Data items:
········
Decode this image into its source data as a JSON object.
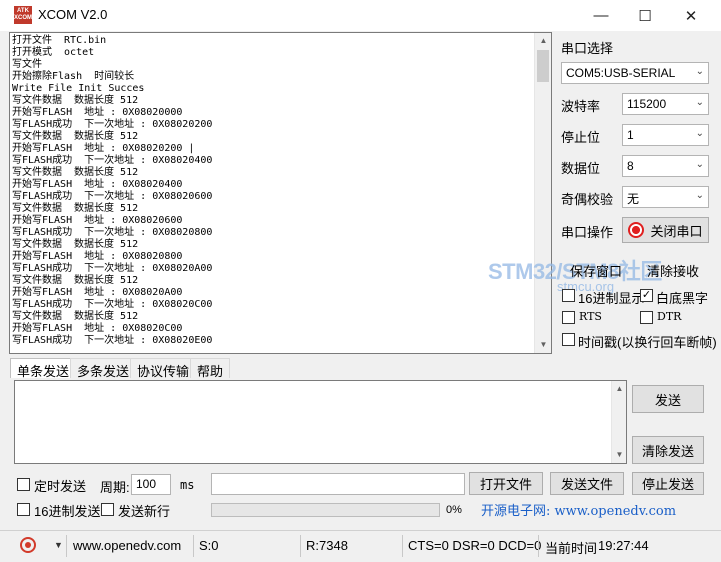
{
  "window": {
    "title": "XCOM V2.0",
    "logo_text": "ATK XCOM"
  },
  "receive": {
    "lines": [
      "打开文件  RTC.bin",
      "打开模式  octet",
      "写文件",
      "开始擦除Flash  时间较长",
      "Write File Init Succes",
      "写文件数据  数据长度 512",
      "开始写FLASH  地址 : 0X08020000",
      "写FLASH成功  下一次地址 : 0X08020200",
      "写文件数据  数据长度 512",
      "开始写FLASH  地址 : 0X08020200 |",
      "写FLASH成功  下一次地址 : 0X08020400",
      "写文件数据  数据长度 512",
      "开始写FLASH  地址 : 0X08020400",
      "写FLASH成功  下一次地址 : 0X08020600",
      "写文件数据  数据长度 512",
      "开始写FLASH  地址 : 0X08020600",
      "写FLASH成功  下一次地址 : 0X08020800",
      "写文件数据  数据长度 512",
      "开始写FLASH  地址 : 0X08020800",
      "写FLASH成功  下一次地址 : 0X08020A00",
      "写文件数据  数据长度 512",
      "开始写FLASH  地址 : 0X08020A00",
      "写FLASH成功  下一次地址 : 0X08020C00",
      "写文件数据  数据长度 512",
      "开始写FLASH  地址 : 0X08020C00",
      "写FLASH成功  下一次地址 : 0X08020E00"
    ]
  },
  "panel": {
    "port_select_label": "串口选择",
    "port_value": "COM5:USB-SERIAL",
    "baud_label": "波特率",
    "baud_value": "115200",
    "stopbits_label": "停止位",
    "stopbits_value": "1",
    "databits_label": "数据位",
    "databits_value": "8",
    "parity_label": "奇偶校验",
    "parity_value": "无",
    "port_op_label": "串口操作",
    "port_toggle_label": "关闭串口",
    "save_window_label": "保存窗口",
    "clear_receive_label": "清除接收",
    "hex_display_label": "16进制显示",
    "white_bg_label": "白底黑字",
    "rts_label": "RTS",
    "dtr_label": "DTR",
    "timestamp_label": "时间戳(以换行回车断帧)"
  },
  "watermark": {
    "main": "STM32/STM8社区",
    "sub": "stmcu.org"
  },
  "tabs": [
    "单条发送",
    "多条发送",
    "协议传输",
    "帮助"
  ],
  "send": {
    "send_label": "发送",
    "clear_send_label": "清除发送",
    "timed_send_label": "定时发送",
    "period_label": "周期:",
    "period_value": "100",
    "period_unit": "ms",
    "open_file_label": "打开文件",
    "send_file_label": "发送文件",
    "stop_send_label": "停止发送",
    "hex_send_label": "16进制发送",
    "newline_label": "发送新行",
    "progress_text": "0%",
    "progress": 0,
    "promo": "开源电子网: www.openedv.com"
  },
  "status": {
    "site": "www.openedv.com",
    "sent": "S:0",
    "received": "R:7348",
    "lines": "CTS=0 DSR=0 DCD=0",
    "time_label": "当前时间",
    "time_value": "19:27:44"
  },
  "colors": {
    "accent": "#c0392b",
    "watermark": "#93b8e5",
    "promo": "#1a5fc8"
  }
}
········
WHAT IS REQUIRED: From the material above, copy everything exactly but the pictures.

RESPONSE TO THIS TASK:
Decode this image into its source data as a JSON object.
{
  "window": {
    "title": "XCOM V2.0",
    "logo_text": "ATK XCOM"
  },
  "receive": {
    "lines": [
      "打开文件  RTC.bin",
      "打开模式  octet",
      "写文件",
      "开始擦除Flash  时间较长",
      "Write File Init Succes",
      "写文件数据  数据长度 512",
      "开始写FLASH  地址 : 0X08020000",
      "写FLASH成功  下一次地址 : 0X08020200",
      "写文件数据  数据长度 512",
      "开始写FLASH  地址 : 0X08020200 |",
      "写FLASH成功  下一次地址 : 0X08020400",
      "写文件数据  数据长度 512",
      "开始写FLASH  地址 : 0X08020400",
      "写FLASH成功  下一次地址 : 0X08020600",
      "写文件数据  数据长度 512",
      "开始写FLASH  地址 : 0X08020600",
      "写FLASH成功  下一次地址 : 0X08020800",
      "写文件数据  数据长度 512",
      "开始写FLASH  地址 : 0X08020800",
      "写FLASH成功  下一次地址 : 0X08020A00",
      "写文件数据  数据长度 512",
      "开始写FLASH  地址 : 0X08020A00",
      "写FLASH成功  下一次地址 : 0X08020C00",
      "写文件数据  数据长度 512",
      "开始写FLASH  地址 : 0X08020C00",
      "写FLASH成功  下一次地址 : 0X08020E00"
    ]
  },
  "panel": {
    "port_select_label": "串口选择",
    "port_value": "COM5:USB-SERIAL",
    "baud_label": "波特率",
    "baud_value": "115200",
    "stopbits_label": "停止位",
    "stopbits_value": "1",
    "databits_label": "数据位",
    "databits_value": "8",
    "parity_label": "奇偶校验",
    "parity_value": "无",
    "port_op_label": "串口操作",
    "port_toggle_label": "关闭串口",
    "save_window_label": "保存窗口",
    "clear_receive_label": "清除接收",
    "hex_display_label": "16进制显示",
    "white_bg_label": "白底黑字",
    "rts_label": "RTS",
    "dtr_label": "DTR",
    "timestamp_label": "时间戳(以换行回车断帧)"
  },
  "watermark": {
    "main": "STM32/STM8社区",
    "sub": "stmcu.org"
  },
  "tabs": [
    "单条发送",
    "多条发送",
    "协议传输",
    "帮助"
  ],
  "send": {
    "send_label": "发送",
    "clear_send_label": "清除发送",
    "timed_send_label": "定时发送",
    "period_label": "周期:",
    "period_value": "100",
    "period_unit": "ms",
    "open_file_label": "打开文件",
    "send_file_label": "发送文件",
    "stop_send_label": "停止发送",
    "hex_send_label": "16进制发送",
    "newline_label": "发送新行",
    "progress_text": "0%",
    "progress": 0,
    "promo": "开源电子网: www.openedv.com"
  },
  "status": {
    "site": "www.openedv.com",
    "sent": "S:0",
    "received": "R:7348",
    "lines": "CTS=0 DSR=0 DCD=0",
    "time_label": "当前时间",
    "time_value": "19:27:44"
  },
  "colors": {
    "accent": "#c0392b",
    "watermark": "#93b8e5",
    "promo": "#1a5fc8"
  }
}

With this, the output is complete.